## start Data section
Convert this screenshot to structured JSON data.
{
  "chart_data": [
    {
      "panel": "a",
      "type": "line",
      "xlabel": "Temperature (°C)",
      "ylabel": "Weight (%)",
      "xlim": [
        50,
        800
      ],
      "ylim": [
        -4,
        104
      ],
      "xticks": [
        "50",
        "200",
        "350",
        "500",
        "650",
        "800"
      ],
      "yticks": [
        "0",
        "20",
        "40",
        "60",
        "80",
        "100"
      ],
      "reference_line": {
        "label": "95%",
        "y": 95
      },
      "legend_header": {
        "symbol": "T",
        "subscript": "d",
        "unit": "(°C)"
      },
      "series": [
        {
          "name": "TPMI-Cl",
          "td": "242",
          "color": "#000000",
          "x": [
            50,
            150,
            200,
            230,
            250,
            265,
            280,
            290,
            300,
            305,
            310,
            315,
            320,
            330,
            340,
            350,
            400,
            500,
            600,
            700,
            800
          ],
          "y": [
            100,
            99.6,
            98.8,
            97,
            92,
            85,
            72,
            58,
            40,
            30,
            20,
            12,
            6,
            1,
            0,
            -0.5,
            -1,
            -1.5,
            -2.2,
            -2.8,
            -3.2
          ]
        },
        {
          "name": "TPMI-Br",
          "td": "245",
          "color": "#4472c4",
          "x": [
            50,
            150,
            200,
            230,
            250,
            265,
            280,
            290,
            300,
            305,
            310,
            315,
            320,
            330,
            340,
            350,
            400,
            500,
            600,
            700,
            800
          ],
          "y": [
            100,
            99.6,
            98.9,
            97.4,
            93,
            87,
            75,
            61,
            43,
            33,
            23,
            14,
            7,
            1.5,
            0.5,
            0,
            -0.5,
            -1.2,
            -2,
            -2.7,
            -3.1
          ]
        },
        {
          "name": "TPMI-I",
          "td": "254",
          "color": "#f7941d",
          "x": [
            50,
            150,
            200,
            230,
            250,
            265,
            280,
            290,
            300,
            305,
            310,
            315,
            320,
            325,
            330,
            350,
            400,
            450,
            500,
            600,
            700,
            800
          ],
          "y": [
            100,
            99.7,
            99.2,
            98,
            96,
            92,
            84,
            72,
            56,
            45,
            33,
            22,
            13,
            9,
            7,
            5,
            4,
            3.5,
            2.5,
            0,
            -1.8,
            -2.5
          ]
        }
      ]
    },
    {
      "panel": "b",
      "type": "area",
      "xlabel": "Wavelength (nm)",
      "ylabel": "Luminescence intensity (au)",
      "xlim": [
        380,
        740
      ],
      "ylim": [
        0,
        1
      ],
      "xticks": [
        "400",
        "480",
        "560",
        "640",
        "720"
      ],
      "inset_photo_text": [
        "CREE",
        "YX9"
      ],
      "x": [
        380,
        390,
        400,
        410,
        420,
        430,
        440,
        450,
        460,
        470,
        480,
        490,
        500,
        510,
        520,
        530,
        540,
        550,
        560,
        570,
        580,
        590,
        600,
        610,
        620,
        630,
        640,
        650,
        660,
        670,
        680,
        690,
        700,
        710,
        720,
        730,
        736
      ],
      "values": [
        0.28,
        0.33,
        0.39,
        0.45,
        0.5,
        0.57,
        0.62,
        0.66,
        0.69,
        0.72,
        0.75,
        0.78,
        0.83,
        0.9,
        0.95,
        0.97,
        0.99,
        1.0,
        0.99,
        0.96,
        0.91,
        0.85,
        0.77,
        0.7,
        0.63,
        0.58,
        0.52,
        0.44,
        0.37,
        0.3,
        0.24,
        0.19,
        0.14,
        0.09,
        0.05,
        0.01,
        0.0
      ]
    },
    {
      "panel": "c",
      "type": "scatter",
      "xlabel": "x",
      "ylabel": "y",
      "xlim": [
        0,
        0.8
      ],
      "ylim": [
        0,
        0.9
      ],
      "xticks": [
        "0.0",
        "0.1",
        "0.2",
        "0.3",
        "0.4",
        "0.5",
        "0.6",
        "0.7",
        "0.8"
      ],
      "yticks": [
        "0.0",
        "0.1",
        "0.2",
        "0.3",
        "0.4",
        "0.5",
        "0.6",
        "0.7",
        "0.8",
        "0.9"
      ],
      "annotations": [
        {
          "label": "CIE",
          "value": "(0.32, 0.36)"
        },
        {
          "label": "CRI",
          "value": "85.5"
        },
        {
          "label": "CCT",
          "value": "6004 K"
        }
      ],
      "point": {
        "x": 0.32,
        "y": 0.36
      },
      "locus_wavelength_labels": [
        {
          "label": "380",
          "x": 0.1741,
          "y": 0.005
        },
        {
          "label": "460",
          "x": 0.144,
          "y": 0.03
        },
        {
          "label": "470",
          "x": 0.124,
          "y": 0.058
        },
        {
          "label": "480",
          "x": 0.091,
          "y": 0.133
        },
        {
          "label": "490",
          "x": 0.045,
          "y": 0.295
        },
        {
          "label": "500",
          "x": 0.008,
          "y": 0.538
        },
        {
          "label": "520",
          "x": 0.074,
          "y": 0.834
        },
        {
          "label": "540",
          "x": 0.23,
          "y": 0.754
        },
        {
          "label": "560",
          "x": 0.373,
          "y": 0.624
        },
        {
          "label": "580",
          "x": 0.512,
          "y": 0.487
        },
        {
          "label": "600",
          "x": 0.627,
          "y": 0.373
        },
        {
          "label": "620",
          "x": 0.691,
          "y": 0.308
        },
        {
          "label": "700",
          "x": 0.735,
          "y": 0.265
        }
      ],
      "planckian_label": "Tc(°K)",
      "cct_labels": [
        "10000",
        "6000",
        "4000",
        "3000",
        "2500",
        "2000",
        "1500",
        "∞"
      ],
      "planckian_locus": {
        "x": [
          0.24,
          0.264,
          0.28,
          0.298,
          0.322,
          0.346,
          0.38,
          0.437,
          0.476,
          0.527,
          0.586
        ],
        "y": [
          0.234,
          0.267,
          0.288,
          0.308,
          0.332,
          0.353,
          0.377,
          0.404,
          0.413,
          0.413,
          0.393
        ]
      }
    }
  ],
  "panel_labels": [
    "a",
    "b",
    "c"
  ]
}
## end Data section
What the task requires:
Retype every entry word for word.

Solved problem:
Convert this screenshot to structured JSON data.
{
  "chart_data": [
    {
      "panel": "a",
      "type": "line",
      "xlabel": "Temperature (°C)",
      "ylabel": "Weight (%)",
      "xlim": [
        50,
        800
      ],
      "ylim": [
        -4,
        104
      ],
      "xticks": [
        "50",
        "200",
        "350",
        "500",
        "650",
        "800"
      ],
      "yticks": [
        "0",
        "20",
        "40",
        "60",
        "80",
        "100"
      ],
      "reference_line": {
        "label": "95%",
        "y": 95
      },
      "legend_header": {
        "symbol": "T",
        "subscript": "d",
        "unit": "(°C)"
      },
      "series": [
        {
          "name": "TPMI-Cl",
          "td": "242",
          "color": "#000000",
          "x": [
            50,
            150,
            200,
            230,
            250,
            265,
            280,
            290,
            300,
            305,
            310,
            315,
            320,
            330,
            340,
            350,
            400,
            500,
            600,
            700,
            800
          ],
          "y": [
            100,
            99.6,
            98.8,
            97,
            92,
            85,
            72,
            58,
            40,
            30,
            20,
            12,
            6,
            1,
            0,
            -0.5,
            -1,
            -1.5,
            -2.2,
            -2.8,
            -3.2
          ]
        },
        {
          "name": "TPMI-Br",
          "td": "245",
          "color": "#4472c4",
          "x": [
            50,
            150,
            200,
            230,
            250,
            265,
            280,
            290,
            300,
            305,
            310,
            315,
            320,
            330,
            340,
            350,
            400,
            500,
            600,
            700,
            800
          ],
          "y": [
            100,
            99.6,
            98.9,
            97.4,
            93,
            87,
            75,
            61,
            43,
            33,
            23,
            14,
            7,
            1.5,
            0.5,
            0,
            -0.5,
            -1.2,
            -2,
            -2.7,
            -3.1
          ]
        },
        {
          "name": "TPMI-I",
          "td": "254",
          "color": "#f7941d",
          "x": [
            50,
            150,
            200,
            230,
            250,
            265,
            280,
            290,
            300,
            305,
            310,
            315,
            320,
            325,
            330,
            350,
            400,
            450,
            500,
            600,
            700,
            800
          ],
          "y": [
            100,
            99.7,
            99.2,
            98,
            96,
            92,
            84,
            72,
            56,
            45,
            33,
            22,
            13,
            9,
            7,
            5,
            4,
            3.5,
            2.5,
            0,
            -1.8,
            -2.5
          ]
        }
      ]
    },
    {
      "panel": "b",
      "type": "area",
      "xlabel": "Wavelength (nm)",
      "ylabel": "Luminescence intensity (au)",
      "xlim": [
        380,
        740
      ],
      "ylim": [
        0,
        1
      ],
      "xticks": [
        "400",
        "480",
        "560",
        "640",
        "720"
      ],
      "inset_photo_text": [
        "CREE",
        "YX9"
      ],
      "x": [
        380,
        390,
        400,
        410,
        420,
        430,
        440,
        450,
        460,
        470,
        480,
        490,
        500,
        510,
        520,
        530,
        540,
        550,
        560,
        570,
        580,
        590,
        600,
        610,
        620,
        630,
        640,
        650,
        660,
        670,
        680,
        690,
        700,
        710,
        720,
        730,
        736
      ],
      "values": [
        0.28,
        0.33,
        0.39,
        0.45,
        0.5,
        0.57,
        0.62,
        0.66,
        0.69,
        0.72,
        0.75,
        0.78,
        0.83,
        0.9,
        0.95,
        0.97,
        0.99,
        1.0,
        0.99,
        0.96,
        0.91,
        0.85,
        0.77,
        0.7,
        0.63,
        0.58,
        0.52,
        0.44,
        0.37,
        0.3,
        0.24,
        0.19,
        0.14,
        0.09,
        0.05,
        0.01,
        0.0
      ]
    },
    {
      "panel": "c",
      "type": "scatter",
      "xlabel": "x",
      "ylabel": "y",
      "xlim": [
        0,
        0.8
      ],
      "ylim": [
        0,
        0.9
      ],
      "xticks": [
        "0.0",
        "0.1",
        "0.2",
        "0.3",
        "0.4",
        "0.5",
        "0.6",
        "0.7",
        "0.8"
      ],
      "yticks": [
        "0.0",
        "0.1",
        "0.2",
        "0.3",
        "0.4",
        "0.5",
        "0.6",
        "0.7",
        "0.8",
        "0.9"
      ],
      "annotations": [
        {
          "label": "CIE",
          "value": "(0.32, 0.36)"
        },
        {
          "label": "CRI",
          "value": "85.5"
        },
        {
          "label": "CCT",
          "value": "6004 K"
        }
      ],
      "point": {
        "x": 0.32,
        "y": 0.36
      },
      "locus_wavelength_labels": [
        {
          "label": "380",
          "x": 0.1741,
          "y": 0.005
        },
        {
          "label": "460",
          "x": 0.144,
          "y": 0.03
        },
        {
          "label": "470",
          "x": 0.124,
          "y": 0.058
        },
        {
          "label": "480",
          "x": 0.091,
          "y": 0.133
        },
        {
          "label": "490",
          "x": 0.045,
          "y": 0.295
        },
        {
          "label": "500",
          "x": 0.008,
          "y": 0.538
        },
        {
          "label": "520",
          "x": 0.074,
          "y": 0.834
        },
        {
          "label": "540",
          "x": 0.23,
          "y": 0.754
        },
        {
          "label": "560",
          "x": 0.373,
          "y": 0.624
        },
        {
          "label": "580",
          "x": 0.512,
          "y": 0.487
        },
        {
          "label": "600",
          "x": 0.627,
          "y": 0.373
        },
        {
          "label": "620",
          "x": 0.691,
          "y": 0.308
        },
        {
          "label": "700",
          "x": 0.735,
          "y": 0.265
        }
      ],
      "planckian_label": "Tc(°K)",
      "cct_labels": [
        "10000",
        "6000",
        "4000",
        "3000",
        "2500",
        "2000",
        "1500",
        "∞"
      ],
      "planckian_locus": {
        "x": [
          0.24,
          0.264,
          0.28,
          0.298,
          0.322,
          0.346,
          0.38,
          0.437,
          0.476,
          0.527,
          0.586
        ],
        "y": [
          0.234,
          0.267,
          0.288,
          0.308,
          0.332,
          0.353,
          0.377,
          0.404,
          0.413,
          0.413,
          0.393
        ]
      }
    }
  ],
  "panel_labels": [
    "a",
    "b",
    "c"
  ]
}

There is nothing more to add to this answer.